» THE EXERCISE
Every line from the line containing "Serialize everything readable" through the final line of the data is to be printed exactly; no other line is to appear.

::::::::::

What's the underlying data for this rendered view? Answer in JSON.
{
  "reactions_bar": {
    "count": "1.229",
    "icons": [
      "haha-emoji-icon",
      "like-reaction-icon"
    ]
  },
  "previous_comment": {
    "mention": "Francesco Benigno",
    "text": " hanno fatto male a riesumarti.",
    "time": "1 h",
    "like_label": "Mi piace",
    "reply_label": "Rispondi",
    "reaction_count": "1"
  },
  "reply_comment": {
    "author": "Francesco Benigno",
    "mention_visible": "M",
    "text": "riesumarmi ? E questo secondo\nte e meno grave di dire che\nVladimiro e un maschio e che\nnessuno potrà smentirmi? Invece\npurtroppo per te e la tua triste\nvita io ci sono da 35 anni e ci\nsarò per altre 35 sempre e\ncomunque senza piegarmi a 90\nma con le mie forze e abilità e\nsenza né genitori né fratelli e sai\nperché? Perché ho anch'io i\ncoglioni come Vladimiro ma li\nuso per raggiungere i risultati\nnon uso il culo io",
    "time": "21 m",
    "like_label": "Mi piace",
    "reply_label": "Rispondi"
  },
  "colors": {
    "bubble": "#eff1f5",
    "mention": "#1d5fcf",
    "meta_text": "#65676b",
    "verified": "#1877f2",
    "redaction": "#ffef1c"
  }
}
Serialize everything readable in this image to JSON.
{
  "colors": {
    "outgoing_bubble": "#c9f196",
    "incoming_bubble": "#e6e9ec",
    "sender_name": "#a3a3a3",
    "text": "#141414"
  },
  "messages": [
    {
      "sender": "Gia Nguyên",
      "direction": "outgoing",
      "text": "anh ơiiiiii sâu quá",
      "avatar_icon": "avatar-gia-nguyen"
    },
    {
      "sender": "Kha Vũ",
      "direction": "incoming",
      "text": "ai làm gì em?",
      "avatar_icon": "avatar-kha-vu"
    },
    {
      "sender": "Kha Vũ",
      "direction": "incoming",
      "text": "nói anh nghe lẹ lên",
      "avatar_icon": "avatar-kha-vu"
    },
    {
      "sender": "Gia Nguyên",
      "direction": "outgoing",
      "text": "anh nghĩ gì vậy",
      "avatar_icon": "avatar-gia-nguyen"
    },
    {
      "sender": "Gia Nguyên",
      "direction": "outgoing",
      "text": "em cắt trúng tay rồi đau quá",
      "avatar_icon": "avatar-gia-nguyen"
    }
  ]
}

::::::::::

» WORKED SOLUTION
Serialize everything readable in this image to JSON.
{
  "colors": {
    "outgoing_bubble": "#c9f196",
    "incoming_bubble": "#e6e9ec",
    "sender_name": "#a3a3a3",
    "text": "#141414"
  },
  "messages": [
    {
      "sender": "Gia Nguyên",
      "direction": "outgoing",
      "text": "anh ơiiiiii sâu quá",
      "avatar_icon": "avatar-gia-nguyen"
    },
    {
      "sender": "Kha Vũ",
      "direction": "incoming",
      "text": "ai làm gì em?",
      "avatar_icon": "avatar-kha-vu"
    },
    {
      "sender": "Kha Vũ",
      "direction": "incoming",
      "text": "nói anh nghe lẹ lên",
      "avatar_icon": "avatar-kha-vu"
    },
    {
      "sender": "Gia Nguyên",
      "direction": "outgoing",
      "text": "anh nghĩ gì vậy",
      "avatar_icon": "avatar-gia-nguyen"
    },
    {
      "sender": "Gia Nguyên",
      "direction": "outgoing",
      "text": "em cắt trúng tay rồi đau quá",
      "avatar_icon": "avatar-gia-nguyen"
    }
  ]
}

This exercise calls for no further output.